### To do
Extract the text of each entry below exactly, leaving every image behind.

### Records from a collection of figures
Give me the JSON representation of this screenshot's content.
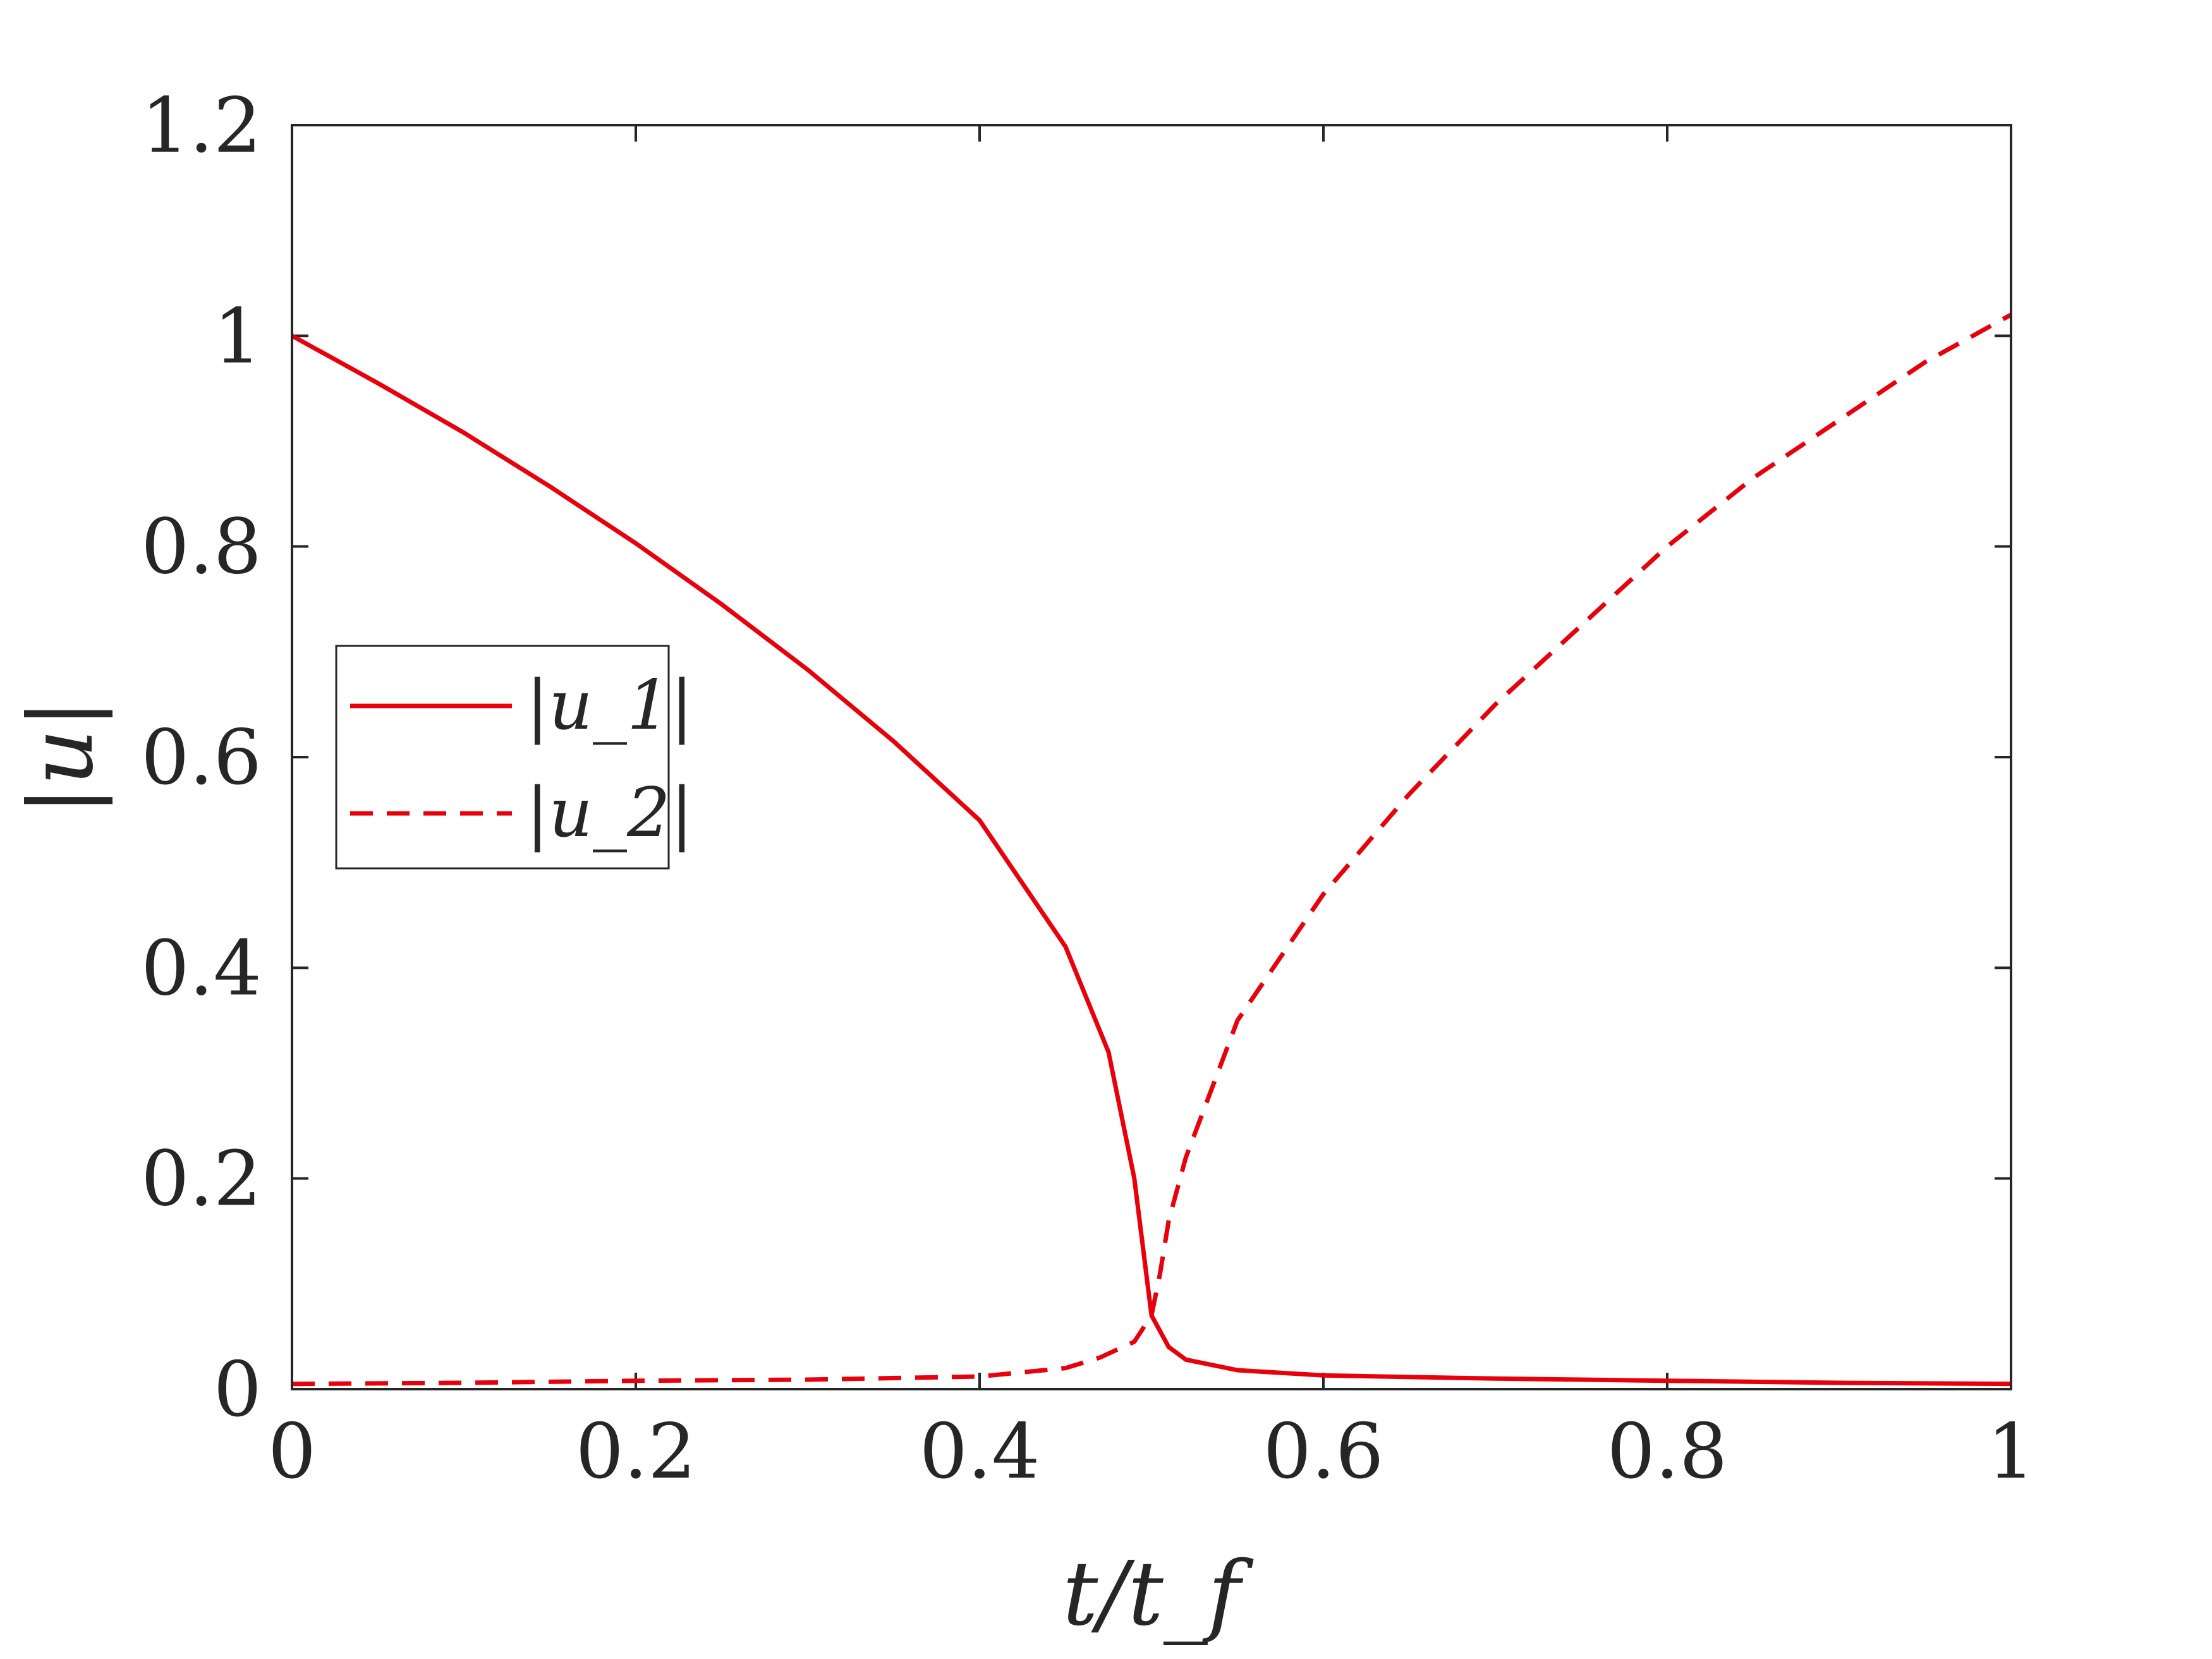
{
  "chart_data": {
    "type": "line",
    "xlabel": "t/t_f",
    "ylabel": "|u|",
    "xlim": [
      0,
      1
    ],
    "ylim": [
      0,
      1.2
    ],
    "xticks": [
      "0",
      "0.2",
      "0.4",
      "0.6",
      "0.8",
      "1"
    ],
    "yticks": [
      "0",
      "0.2",
      "0.4",
      "0.6",
      "0.8",
      "1",
      "1.2"
    ],
    "grid": false,
    "legend_position": "center-left",
    "colors": {
      "series": "#e8000b",
      "axes": "#262626"
    },
    "series": [
      {
        "name": "|u_1|",
        "style": "solid",
        "x": [
          0,
          0.05,
          0.1,
          0.15,
          0.2,
          0.25,
          0.3,
          0.35,
          0.4,
          0.45,
          0.475,
          0.49,
          0.5,
          0.51,
          0.52,
          0.55,
          0.6,
          0.7,
          0.8,
          0.9,
          1.0
        ],
        "y": [
          1.0,
          0.955,
          0.908,
          0.857,
          0.803,
          0.745,
          0.683,
          0.615,
          0.54,
          0.42,
          0.32,
          0.2,
          0.07,
          0.04,
          0.028,
          0.018,
          0.013,
          0.01,
          0.008,
          0.006,
          0.005
        ]
      },
      {
        "name": "|u_2|",
        "style": "dashed",
        "x": [
          0,
          0.1,
          0.2,
          0.3,
          0.4,
          0.45,
          0.47,
          0.49,
          0.5,
          0.505,
          0.51,
          0.52,
          0.55,
          0.6,
          0.65,
          0.7,
          0.75,
          0.8,
          0.85,
          0.9,
          0.95,
          1.0
        ],
        "y": [
          0.005,
          0.006,
          0.008,
          0.009,
          0.012,
          0.02,
          0.03,
          0.045,
          0.07,
          0.11,
          0.16,
          0.22,
          0.35,
          0.47,
          0.565,
          0.65,
          0.725,
          0.8,
          0.865,
          0.92,
          0.975,
          1.02
        ]
      }
    ]
  }
}
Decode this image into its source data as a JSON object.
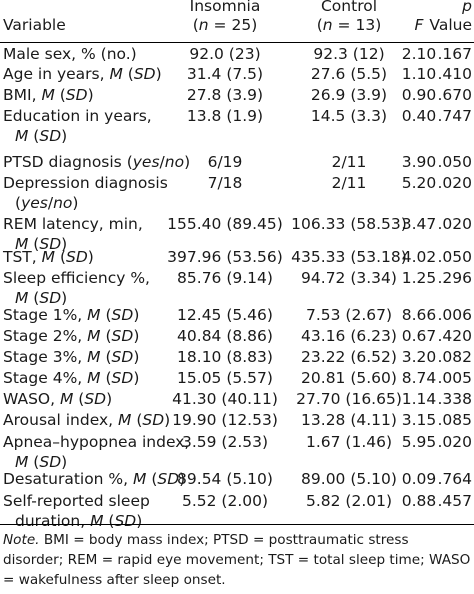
{
  "header": {
    "variable": "Variable",
    "insomnia": "Insomnia",
    "insomnia_n": "(n = 25)",
    "control": "Control",
    "control_n": "(n = 13)",
    "f": "F",
    "p": "p",
    "p_value": "Value"
  },
  "rows": [
    {
      "label": [
        "Male sex, % (no.)"
      ],
      "insomnia": "92.0 (23)",
      "control": "92.3 (12)",
      "f": "2.10",
      "p": ".167"
    },
    {
      "label": [
        "Age in years, M (SD)"
      ],
      "insomnia": "31.4 (7.5)",
      "control": "27.6 (5.5)",
      "f": "1.10",
      "p": ".410"
    },
    {
      "label": [
        "BMI, M (SD)"
      ],
      "insomnia": "27.8 (3.9)",
      "control": "26.9 (3.9)",
      "f": "0.90",
      "p": ".670"
    },
    {
      "label": [
        "Education in years,",
        "M (SD)"
      ],
      "insomnia": "13.8 (1.9)",
      "control": "14.5 (3.3)",
      "f": "0.40",
      "p": ".747"
    },
    {
      "label": [
        "PTSD diagnosis (yes/no)"
      ],
      "insomnia": "6/19",
      "control": "2/11",
      "f": "3.90",
      "p": ".050"
    },
    {
      "label": [
        "Depression diagnosis",
        "(yes/no)"
      ],
      "insomnia": "7/18",
      "control": "2/11",
      "f": "5.20",
      "p": ".020"
    },
    {
      "label": [
        "REM latency, min,",
        "M (SD)"
      ],
      "insomnia": "155.40 (89.45)",
      "control": "106.33 (58.53)",
      "f": "3.47",
      "p": ".020"
    },
    {
      "label": [
        "TST, M (SD)"
      ],
      "insomnia": "397.96 (53.56)",
      "control": "435.33 (53.18)",
      "f": "4.02",
      "p": ".050"
    },
    {
      "label": [
        "Sleep efficiency %,",
        "M (SD)"
      ],
      "insomnia": "85.76 (9.14)",
      "control": "94.72 (3.34)",
      "f": "1.25",
      "p": ".296"
    },
    {
      "label": [
        "Stage 1%, M (SD)"
      ],
      "insomnia": "12.45 (5.46)",
      "control": "7.53 (2.67)",
      "f": "8.66",
      "p": ".006"
    },
    {
      "label": [
        "Stage 2%, M (SD)"
      ],
      "insomnia": "40.84 (8.86)",
      "control": "43.16 (6.23)",
      "f": "0.67",
      "p": ".420"
    },
    {
      "label": [
        "Stage 3%, M (SD)"
      ],
      "insomnia": "18.10 (8.83)",
      "control": "23.22 (6.52)",
      "f": "3.20",
      "p": ".082"
    },
    {
      "label": [
        "Stage 4%, M (SD)"
      ],
      "insomnia": "15.05 (5.57)",
      "control": "20.81 (5.60)",
      "f": "8.74",
      "p": ".005"
    },
    {
      "label": [
        "WASO, M (SD)"
      ],
      "insomnia": "41.30 (40.11)",
      "control": "27.70 (16.65)",
      "f": "1.14",
      "p": ".338"
    },
    {
      "label": [
        "Arousal index, M (SD)"
      ],
      "insomnia": "19.90 (12.53)",
      "control": "13.28 (4.11)",
      "f": "3.15",
      "p": ".085"
    },
    {
      "label": [
        "Apnea–hypopnea index,",
        "M (SD)"
      ],
      "insomnia": "3.59 (2.53)",
      "control": "1.67 (1.46)",
      "f": "5.95",
      "p": ".020"
    },
    {
      "label": [
        "Desaturation %, M (SD)"
      ],
      "insomnia": "89.54 (5.10)",
      "control": "89.00 (5.10)",
      "f": "0.09",
      "p": ".764"
    },
    {
      "label": [
        "Self-reported sleep",
        "duration, M (SD)"
      ],
      "insomnia": "5.52 (2.00)",
      "control": "5.82 (2.01)",
      "f": "0.88",
      "p": ".457"
    }
  ],
  "note": {
    "prefix": "Note.",
    "text": " BMI = body mass index; PTSD = posttraumatic stress disorder; REM = rapid eye movement; TST = total sleep time; WASO = wakefulness after sleep onset."
  }
}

### The output
Give me the JSON representation of this screenshot's content.
{
  "chart_data": {
    "type": "line",
    "xlabel": "t/t_f",
    "ylabel": "|u|",
    "xlim": [
      0,
      1
    ],
    "ylim": [
      0,
      1.2
    ],
    "xticks": [
      "0",
      "0.2",
      "0.4",
      "0.6",
      "0.8",
      "1"
    ],
    "yticks": [
      "0",
      "0.2",
      "0.4",
      "0.6",
      "0.8",
      "1",
      "1.2"
    ],
    "grid": false,
    "legend_position": "center-left",
    "colors": {
      "series": "#e8000b",
      "axes": "#262626"
    },
    "series": [
      {
        "name": "|u_1|",
        "style": "solid",
        "x": [
          0,
          0.05,
          0.1,
          0.15,
          0.2,
          0.25,
          0.3,
          0.35,
          0.4,
          0.45,
          0.475,
          0.49,
          0.5,
          0.51,
          0.52,
          0.55,
          0.6,
          0.7,
          0.8,
          0.9,
          1.0
        ],
        "y": [
          1.0,
          0.955,
          0.908,
          0.857,
          0.803,
          0.745,
          0.683,
          0.615,
          0.54,
          0.42,
          0.32,
          0.2,
          0.07,
          0.04,
          0.028,
          0.018,
          0.013,
          0.01,
          0.008,
          0.006,
          0.005
        ]
      },
      {
        "name": "|u_2|",
        "style": "dashed",
        "x": [
          0,
          0.1,
          0.2,
          0.3,
          0.4,
          0.45,
          0.47,
          0.49,
          0.5,
          0.505,
          0.51,
          0.52,
          0.55,
          0.6,
          0.65,
          0.7,
          0.75,
          0.8,
          0.85,
          0.9,
          0.95,
          1.0
        ],
        "y": [
          0.005,
          0.006,
          0.008,
          0.009,
          0.012,
          0.02,
          0.03,
          0.045,
          0.07,
          0.11,
          0.16,
          0.22,
          0.35,
          0.47,
          0.565,
          0.65,
          0.725,
          0.8,
          0.865,
          0.92,
          0.975,
          1.02
        ]
      }
    ]
  }
}
Decode this image into its source data as a JSON object.
{
  "header": {
    "variable": "Variable",
    "insomnia": "Insomnia",
    "insomnia_n": "(n = 25)",
    "control": "Control",
    "control_n": "(n = 13)",
    "f": "F",
    "p": "p",
    "p_value": "Value"
  },
  "rows": [
    {
      "label": [
        "Male sex, % (no.)"
      ],
      "insomnia": "92.0 (23)",
      "control": "92.3 (12)",
      "f": "2.10",
      "p": ".167"
    },
    {
      "label": [
        "Age in years, M (SD)"
      ],
      "insomnia": "31.4 (7.5)",
      "control": "27.6 (5.5)",
      "f": "1.10",
      "p": ".410"
    },
    {
      "label": [
        "BMI, M (SD)"
      ],
      "insomnia": "27.8 (3.9)",
      "control": "26.9 (3.9)",
      "f": "0.90",
      "p": ".670"
    },
    {
      "label": [
        "Education in years,",
        "M (SD)"
      ],
      "insomnia": "13.8 (1.9)",
      "control": "14.5 (3.3)",
      "f": "0.40",
      "p": ".747"
    },
    {
      "label": [
        "PTSD diagnosis (yes/no)"
      ],
      "insomnia": "6/19",
      "control": "2/11",
      "f": "3.90",
      "p": ".050"
    },
    {
      "label": [
        "Depression diagnosis",
        "(yes/no)"
      ],
      "insomnia": "7/18",
      "control": "2/11",
      "f": "5.20",
      "p": ".020"
    },
    {
      "label": [
        "REM latency, min,",
        "M (SD)"
      ],
      "insomnia": "155.40 (89.45)",
      "control": "106.33 (58.53)",
      "f": "3.47",
      "p": ".020"
    },
    {
      "label": [
        "TST, M (SD)"
      ],
      "insomnia": "397.96 (53.56)",
      "control": "435.33 (53.18)",
      "f": "4.02",
      "p": ".050"
    },
    {
      "label": [
        "Sleep efficiency %,",
        "M (SD)"
      ],
      "insomnia": "85.76 (9.14)",
      "control": "94.72 (3.34)",
      "f": "1.25",
      "p": ".296"
    },
    {
      "label": [
        "Stage 1%, M (SD)"
      ],
      "insomnia": "12.45 (5.46)",
      "control": "7.53 (2.67)",
      "f": "8.66",
      "p": ".006"
    },
    {
      "label": [
        "Stage 2%, M (SD)"
      ],
      "insomnia": "40.84 (8.86)",
      "control": "43.16 (6.23)",
      "f": "0.67",
      "p": ".420"
    },
    {
      "label": [
        "Stage 3%, M (SD)"
      ],
      "insomnia": "18.10 (8.83)",
      "control": "23.22 (6.52)",
      "f": "3.20",
      "p": ".082"
    },
    {
      "label": [
        "Stage 4%, M (SD)"
      ],
      "insomnia": "15.05 (5.57)",
      "control": "20.81 (5.60)",
      "f": "8.74",
      "p": ".005"
    },
    {
      "label": [
        "WASO, M (SD)"
      ],
      "insomnia": "41.30 (40.11)",
      "control": "27.70 (16.65)",
      "f": "1.14",
      "p": ".338"
    },
    {
      "label": [
        "Arousal index, M (SD)"
      ],
      "insomnia": "19.90 (12.53)",
      "control": "13.28 (4.11)",
      "f": "3.15",
      "p": ".085"
    },
    {
      "label": [
        "Apnea–hypopnea index,",
        "M (SD)"
      ],
      "insomnia": "3.59 (2.53)",
      "control": "1.67 (1.46)",
      "f": "5.95",
      "p": ".020"
    },
    {
      "label": [
        "Desaturation %, M (SD)"
      ],
      "insomnia": "89.54 (5.10)",
      "control": "89.00 (5.10)",
      "f": "0.09",
      "p": ".764"
    },
    {
      "label": [
        "Self-reported sleep",
        "duration, M (SD)"
      ],
      "insomnia": "5.52 (2.00)",
      "control": "5.82 (2.01)",
      "f": "0.88",
      "p": ".457"
    }
  ],
  "note": {
    "prefix": "Note.",
    "text": " BMI = body mass index; PTSD = posttraumatic stress disorder; REM = rapid eye movement; TST = total sleep time; WASO = wakefulness after sleep onset."
  }
}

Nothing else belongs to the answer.